[Extracted data entries]
-----
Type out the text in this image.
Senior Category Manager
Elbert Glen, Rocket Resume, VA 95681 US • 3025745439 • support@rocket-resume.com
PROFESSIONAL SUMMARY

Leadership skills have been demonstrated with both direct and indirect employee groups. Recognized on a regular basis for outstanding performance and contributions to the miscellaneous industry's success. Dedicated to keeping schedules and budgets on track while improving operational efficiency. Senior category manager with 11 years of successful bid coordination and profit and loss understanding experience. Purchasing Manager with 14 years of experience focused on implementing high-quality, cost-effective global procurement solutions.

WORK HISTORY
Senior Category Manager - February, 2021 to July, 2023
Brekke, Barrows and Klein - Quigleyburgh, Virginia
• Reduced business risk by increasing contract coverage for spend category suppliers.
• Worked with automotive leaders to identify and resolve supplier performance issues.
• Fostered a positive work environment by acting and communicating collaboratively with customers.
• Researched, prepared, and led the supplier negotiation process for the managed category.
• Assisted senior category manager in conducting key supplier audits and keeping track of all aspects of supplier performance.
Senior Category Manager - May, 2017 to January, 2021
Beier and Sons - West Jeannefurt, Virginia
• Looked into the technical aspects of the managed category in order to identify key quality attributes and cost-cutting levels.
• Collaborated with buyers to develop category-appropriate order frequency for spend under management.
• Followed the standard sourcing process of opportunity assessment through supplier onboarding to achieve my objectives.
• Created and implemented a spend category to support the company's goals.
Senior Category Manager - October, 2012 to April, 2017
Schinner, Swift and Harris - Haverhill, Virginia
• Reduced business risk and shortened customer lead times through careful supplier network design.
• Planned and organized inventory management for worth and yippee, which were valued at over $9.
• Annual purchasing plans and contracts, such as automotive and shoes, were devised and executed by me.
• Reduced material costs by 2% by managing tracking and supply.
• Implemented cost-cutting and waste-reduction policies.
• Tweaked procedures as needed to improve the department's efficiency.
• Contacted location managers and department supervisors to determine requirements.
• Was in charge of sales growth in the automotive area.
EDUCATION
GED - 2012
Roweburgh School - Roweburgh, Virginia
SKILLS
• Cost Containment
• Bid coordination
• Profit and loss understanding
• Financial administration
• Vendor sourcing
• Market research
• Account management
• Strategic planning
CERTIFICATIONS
-----
### AIM
Copy out the material word for word and line for line.

### RESULT OF THIS EXERCISE
Type out the text in this image.
Senior Category Manager
Elbert Glen, Rocket Resume, VA 95681 US • 3025745439 • support@rocket-resume.com
PROFESSIONAL SUMMARY

Leadership skills have been demonstrated with both direct and indirect employee groups. Recognized on a regular basis for outstanding performance and contributions to the miscellaneous industry's success. Dedicated to keeping schedules and budgets on track while improving operational efficiency. Senior category manager with 11 years of successful bid coordination and profit and loss understanding experience. Purchasing Manager with 14 years of experience focused on implementing high-quality, cost-effective global procurement solutions.

WORK HISTORY
Senior Category Manager - February, 2021 to July, 2023
Brekke, Barrows and Klein - Quigleyburgh, Virginia
• Reduced business risk by increasing contract coverage for spend category suppliers.
• Worked with automotive leaders to identify and resolve supplier performance issues.
• Fostered a positive work environment by acting and communicating collaboratively with customers.
• Researched, prepared, and led the supplier negotiation process for the managed category.
• Assisted senior category manager in conducting key supplier audits and keeping track of all aspects of supplier performance.
Senior Category Manager - May, 2017 to January, 2021
Beier and Sons - West Jeannefurt, Virginia
• Looked into the technical aspects of the managed category in order to identify key quality attributes and cost-cutting levels.
• Collaborated with buyers to develop category-appropriate order frequency for spend under management.
• Followed the standard sourcing process of opportunity assessment through supplier onboarding to achieve my objectives.
• Created and implemented a spend category to support the company's goals.
Senior Category Manager - October, 2012 to April, 2017
Schinner, Swift and Harris - Haverhill, Virginia
• Reduced business risk and shortened customer lead times through careful supplier network design.
• Planned and organized inventory management for worth and yippee, which were valued at over $9.
• Annual purchasing plans and contracts, such as automotive and shoes, were devised and executed by me.
• Reduced material costs by 2% by managing tracking and supply.
• Implemented cost-cutting and waste-reduction policies.
• Tweaked procedures as needed to improve the department's efficiency.
• Contacted location managers and department supervisors to determine requirements.
• Was in charge of sales growth in the automotive area.
EDUCATION
GED - 2012
Roweburgh School - Roweburgh, Virginia
SKILLS
• Cost Containment
• Bid coordination
• Profit and loss understanding
• Financial administration
• Vendor sourcing
• Market research
• Account management
• Strategic planning
CERTIFICATIONS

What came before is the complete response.